WHAT TO DO: Transcribe every record that appears below, exactly and in full.
★ ★ ★
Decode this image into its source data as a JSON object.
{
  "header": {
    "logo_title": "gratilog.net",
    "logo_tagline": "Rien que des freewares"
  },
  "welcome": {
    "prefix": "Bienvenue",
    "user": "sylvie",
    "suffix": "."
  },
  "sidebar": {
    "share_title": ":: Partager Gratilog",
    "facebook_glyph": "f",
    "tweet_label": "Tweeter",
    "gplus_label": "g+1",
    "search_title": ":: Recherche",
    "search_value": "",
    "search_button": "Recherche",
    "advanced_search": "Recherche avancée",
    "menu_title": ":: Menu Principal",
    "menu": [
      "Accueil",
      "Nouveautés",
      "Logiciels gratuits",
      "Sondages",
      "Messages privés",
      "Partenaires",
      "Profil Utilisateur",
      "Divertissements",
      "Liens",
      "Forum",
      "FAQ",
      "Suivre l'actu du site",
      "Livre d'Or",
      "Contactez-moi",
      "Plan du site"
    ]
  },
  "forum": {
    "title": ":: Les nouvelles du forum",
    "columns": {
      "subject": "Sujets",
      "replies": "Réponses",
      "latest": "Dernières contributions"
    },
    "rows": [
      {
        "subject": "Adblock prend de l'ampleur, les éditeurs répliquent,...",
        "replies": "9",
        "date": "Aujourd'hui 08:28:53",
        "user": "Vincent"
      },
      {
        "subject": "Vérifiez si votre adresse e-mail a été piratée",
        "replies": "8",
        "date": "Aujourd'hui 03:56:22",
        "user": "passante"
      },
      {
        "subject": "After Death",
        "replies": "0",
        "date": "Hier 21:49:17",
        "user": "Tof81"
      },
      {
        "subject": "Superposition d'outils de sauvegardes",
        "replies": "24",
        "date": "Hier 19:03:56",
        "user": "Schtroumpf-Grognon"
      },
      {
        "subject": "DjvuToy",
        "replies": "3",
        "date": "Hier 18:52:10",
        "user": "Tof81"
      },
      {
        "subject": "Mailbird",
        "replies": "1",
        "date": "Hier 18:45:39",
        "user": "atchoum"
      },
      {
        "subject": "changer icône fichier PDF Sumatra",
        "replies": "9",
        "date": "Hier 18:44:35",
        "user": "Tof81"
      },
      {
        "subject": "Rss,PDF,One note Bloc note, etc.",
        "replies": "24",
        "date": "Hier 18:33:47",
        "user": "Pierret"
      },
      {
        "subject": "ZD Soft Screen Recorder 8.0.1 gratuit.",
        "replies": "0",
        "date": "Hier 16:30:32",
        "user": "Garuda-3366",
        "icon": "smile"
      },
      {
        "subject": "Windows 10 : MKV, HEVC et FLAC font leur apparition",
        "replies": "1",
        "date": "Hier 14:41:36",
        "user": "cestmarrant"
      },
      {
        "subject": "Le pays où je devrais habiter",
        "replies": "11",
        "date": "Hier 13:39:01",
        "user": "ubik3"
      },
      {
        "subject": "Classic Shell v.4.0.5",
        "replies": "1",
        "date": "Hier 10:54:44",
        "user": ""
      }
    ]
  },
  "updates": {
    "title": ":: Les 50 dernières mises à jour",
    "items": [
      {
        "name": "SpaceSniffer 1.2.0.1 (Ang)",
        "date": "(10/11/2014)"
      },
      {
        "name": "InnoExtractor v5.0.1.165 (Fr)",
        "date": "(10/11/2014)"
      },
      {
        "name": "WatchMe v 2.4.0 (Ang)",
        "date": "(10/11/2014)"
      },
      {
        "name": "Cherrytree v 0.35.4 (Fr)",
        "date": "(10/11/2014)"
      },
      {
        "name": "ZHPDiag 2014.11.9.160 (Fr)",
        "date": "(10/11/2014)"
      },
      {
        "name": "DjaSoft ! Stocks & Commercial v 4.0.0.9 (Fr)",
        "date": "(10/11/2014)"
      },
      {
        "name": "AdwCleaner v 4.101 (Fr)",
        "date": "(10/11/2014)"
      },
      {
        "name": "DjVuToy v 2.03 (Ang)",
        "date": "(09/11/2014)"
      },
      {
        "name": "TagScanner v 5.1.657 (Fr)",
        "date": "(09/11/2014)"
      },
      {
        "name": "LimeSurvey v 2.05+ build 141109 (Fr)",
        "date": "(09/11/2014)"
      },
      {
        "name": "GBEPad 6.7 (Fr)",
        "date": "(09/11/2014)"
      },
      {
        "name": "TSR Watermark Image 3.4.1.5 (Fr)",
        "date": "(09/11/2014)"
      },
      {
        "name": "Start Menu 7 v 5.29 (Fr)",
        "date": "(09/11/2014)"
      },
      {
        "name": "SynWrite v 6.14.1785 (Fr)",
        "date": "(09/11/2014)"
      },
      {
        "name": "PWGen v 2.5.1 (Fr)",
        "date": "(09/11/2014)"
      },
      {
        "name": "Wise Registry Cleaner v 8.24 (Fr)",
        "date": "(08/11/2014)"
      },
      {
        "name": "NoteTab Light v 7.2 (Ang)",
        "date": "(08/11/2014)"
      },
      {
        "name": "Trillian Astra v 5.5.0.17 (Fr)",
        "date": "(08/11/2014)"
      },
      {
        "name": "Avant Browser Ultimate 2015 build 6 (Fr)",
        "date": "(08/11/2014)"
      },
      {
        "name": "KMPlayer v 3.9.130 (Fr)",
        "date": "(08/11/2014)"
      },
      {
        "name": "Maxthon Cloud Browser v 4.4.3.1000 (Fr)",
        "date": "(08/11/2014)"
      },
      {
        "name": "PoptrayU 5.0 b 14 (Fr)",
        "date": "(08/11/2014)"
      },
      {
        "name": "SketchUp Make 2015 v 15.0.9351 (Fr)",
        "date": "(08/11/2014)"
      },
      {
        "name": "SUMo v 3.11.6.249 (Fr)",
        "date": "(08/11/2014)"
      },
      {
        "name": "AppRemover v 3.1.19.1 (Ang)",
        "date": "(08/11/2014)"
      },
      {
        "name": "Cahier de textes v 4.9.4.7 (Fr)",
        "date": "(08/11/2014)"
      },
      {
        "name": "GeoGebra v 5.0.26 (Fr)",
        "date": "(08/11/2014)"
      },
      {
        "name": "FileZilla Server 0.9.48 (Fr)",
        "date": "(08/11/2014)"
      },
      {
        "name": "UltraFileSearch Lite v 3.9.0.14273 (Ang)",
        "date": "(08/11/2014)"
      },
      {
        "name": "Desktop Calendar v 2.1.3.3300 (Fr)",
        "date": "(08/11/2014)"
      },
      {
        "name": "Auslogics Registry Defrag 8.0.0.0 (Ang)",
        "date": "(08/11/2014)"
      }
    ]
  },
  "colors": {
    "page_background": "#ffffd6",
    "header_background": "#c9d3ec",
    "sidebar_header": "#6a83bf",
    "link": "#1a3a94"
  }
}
★ ★ ★
WRITTEN RESPONSE:
Decode this image into its source data as a JSON object.
{
  "header": {
    "logo_title": "gratilog.net",
    "logo_tagline": "Rien que des freewares"
  },
  "welcome": {
    "prefix": "Bienvenue",
    "user": "sylvie",
    "suffix": "."
  },
  "sidebar": {
    "share_title": ":: Partager Gratilog",
    "facebook_glyph": "f",
    "tweet_label": "Tweeter",
    "gplus_label": "g+1",
    "search_title": ":: Recherche",
    "search_value": "",
    "search_button": "Recherche",
    "advanced_search": "Recherche avancée",
    "menu_title": ":: Menu Principal",
    "menu": [
      "Accueil",
      "Nouveautés",
      "Logiciels gratuits",
      "Sondages",
      "Messages privés",
      "Partenaires",
      "Profil Utilisateur",
      "Divertissements",
      "Liens",
      "Forum",
      "FAQ",
      "Suivre l'actu du site",
      "Livre d'Or",
      "Contactez-moi",
      "Plan du site"
    ]
  },
  "forum": {
    "title": ":: Les nouvelles du forum",
    "columns": {
      "subject": "Sujets",
      "replies": "Réponses",
      "latest": "Dernières contributions"
    },
    "rows": [
      {
        "subject": "Adblock prend de l'ampleur, les éditeurs répliquent,...",
        "replies": "9",
        "date": "Aujourd'hui 08:28:53",
        "user": "Vincent"
      },
      {
        "subject": "Vérifiez si votre adresse e-mail a été piratée",
        "replies": "8",
        "date": "Aujourd'hui 03:56:22",
        "user": "passante"
      },
      {
        "subject": "After Death",
        "replies": "0",
        "date": "Hier 21:49:17",
        "user": "Tof81"
      },
      {
        "subject": "Superposition d'outils de sauvegardes",
        "replies": "24",
        "date": "Hier 19:03:56",
        "user": "Schtroumpf-Grognon"
      },
      {
        "subject": "DjvuToy",
        "replies": "3",
        "date": "Hier 18:52:10",
        "user": "Tof81"
      },
      {
        "subject": "Mailbird",
        "replies": "1",
        "date": "Hier 18:45:39",
        "user": "atchoum"
      },
      {
        "subject": "changer icône fichier PDF Sumatra",
        "replies": "9",
        "date": "Hier 18:44:35",
        "user": "Tof81"
      },
      {
        "subject": "Rss,PDF,One note Bloc note, etc.",
        "replies": "24",
        "date": "Hier 18:33:47",
        "user": "Pierret"
      },
      {
        "subject": "ZD Soft Screen Recorder 8.0.1 gratuit.",
        "replies": "0",
        "date": "Hier 16:30:32",
        "user": "Garuda-3366",
        "icon": "smile"
      },
      {
        "subject": "Windows 10 : MKV, HEVC et FLAC font leur apparition",
        "replies": "1",
        "date": "Hier 14:41:36",
        "user": "cestmarrant"
      },
      {
        "subject": "Le pays où je devrais habiter",
        "replies": "11",
        "date": "Hier 13:39:01",
        "user": "ubik3"
      },
      {
        "subject": "Classic Shell v.4.0.5",
        "replies": "1",
        "date": "Hier 10:54:44",
        "user": ""
      }
    ]
  },
  "updates": {
    "title": ":: Les 50 dernières mises à jour",
    "items": [
      {
        "name": "SpaceSniffer 1.2.0.1 (Ang)",
        "date": "(10/11/2014)"
      },
      {
        "name": "InnoExtractor v5.0.1.165 (Fr)",
        "date": "(10/11/2014)"
      },
      {
        "name": "WatchMe v 2.4.0 (Ang)",
        "date": "(10/11/2014)"
      },
      {
        "name": "Cherrytree v 0.35.4 (Fr)",
        "date": "(10/11/2014)"
      },
      {
        "name": "ZHPDiag 2014.11.9.160 (Fr)",
        "date": "(10/11/2014)"
      },
      {
        "name": "DjaSoft ! Stocks & Commercial v 4.0.0.9 (Fr)",
        "date": "(10/11/2014)"
      },
      {
        "name": "AdwCleaner v 4.101 (Fr)",
        "date": "(10/11/2014)"
      },
      {
        "name": "DjVuToy v 2.03 (Ang)",
        "date": "(09/11/2014)"
      },
      {
        "name": "TagScanner v 5.1.657 (Fr)",
        "date": "(09/11/2014)"
      },
      {
        "name": "LimeSurvey v 2.05+ build 141109 (Fr)",
        "date": "(09/11/2014)"
      },
      {
        "name": "GBEPad 6.7 (Fr)",
        "date": "(09/11/2014)"
      },
      {
        "name": "TSR Watermark Image 3.4.1.5 (Fr)",
        "date": "(09/11/2014)"
      },
      {
        "name": "Start Menu 7 v 5.29 (Fr)",
        "date": "(09/11/2014)"
      },
      {
        "name": "SynWrite v 6.14.1785 (Fr)",
        "date": "(09/11/2014)"
      },
      {
        "name": "PWGen v 2.5.1 (Fr)",
        "date": "(09/11/2014)"
      },
      {
        "name": "Wise Registry Cleaner v 8.24 (Fr)",
        "date": "(08/11/2014)"
      },
      {
        "name": "NoteTab Light v 7.2 (Ang)",
        "date": "(08/11/2014)"
      },
      {
        "name": "Trillian Astra v 5.5.0.17 (Fr)",
        "date": "(08/11/2014)"
      },
      {
        "name": "Avant Browser Ultimate 2015 build 6 (Fr)",
        "date": "(08/11/2014)"
      },
      {
        "name": "KMPlayer v 3.9.130 (Fr)",
        "date": "(08/11/2014)"
      },
      {
        "name": "Maxthon Cloud Browser v 4.4.3.1000 (Fr)",
        "date": "(08/11/2014)"
      },
      {
        "name": "PoptrayU 5.0 b 14 (Fr)",
        "date": "(08/11/2014)"
      },
      {
        "name": "SketchUp Make 2015 v 15.0.9351 (Fr)",
        "date": "(08/11/2014)"
      },
      {
        "name": "SUMo v 3.11.6.249 (Fr)",
        "date": "(08/11/2014)"
      },
      {
        "name": "AppRemover v 3.1.19.1 (Ang)",
        "date": "(08/11/2014)"
      },
      {
        "name": "Cahier de textes v 4.9.4.7 (Fr)",
        "date": "(08/11/2014)"
      },
      {
        "name": "GeoGebra v 5.0.26 (Fr)",
        "date": "(08/11/2014)"
      },
      {
        "name": "FileZilla Server 0.9.48 (Fr)",
        "date": "(08/11/2014)"
      },
      {
        "name": "UltraFileSearch Lite v 3.9.0.14273 (Ang)",
        "date": "(08/11/2014)"
      },
      {
        "name": "Desktop Calendar v 2.1.3.3300 (Fr)",
        "date": "(08/11/2014)"
      },
      {
        "name": "Auslogics Registry Defrag 8.0.0.0 (Ang)",
        "date": "(08/11/2014)"
      }
    ]
  },
  "colors": {
    "page_background": "#ffffd6",
    "header_background": "#c9d3ec",
    "sidebar_header": "#6a83bf",
    "link": "#1a3a94"
  }
}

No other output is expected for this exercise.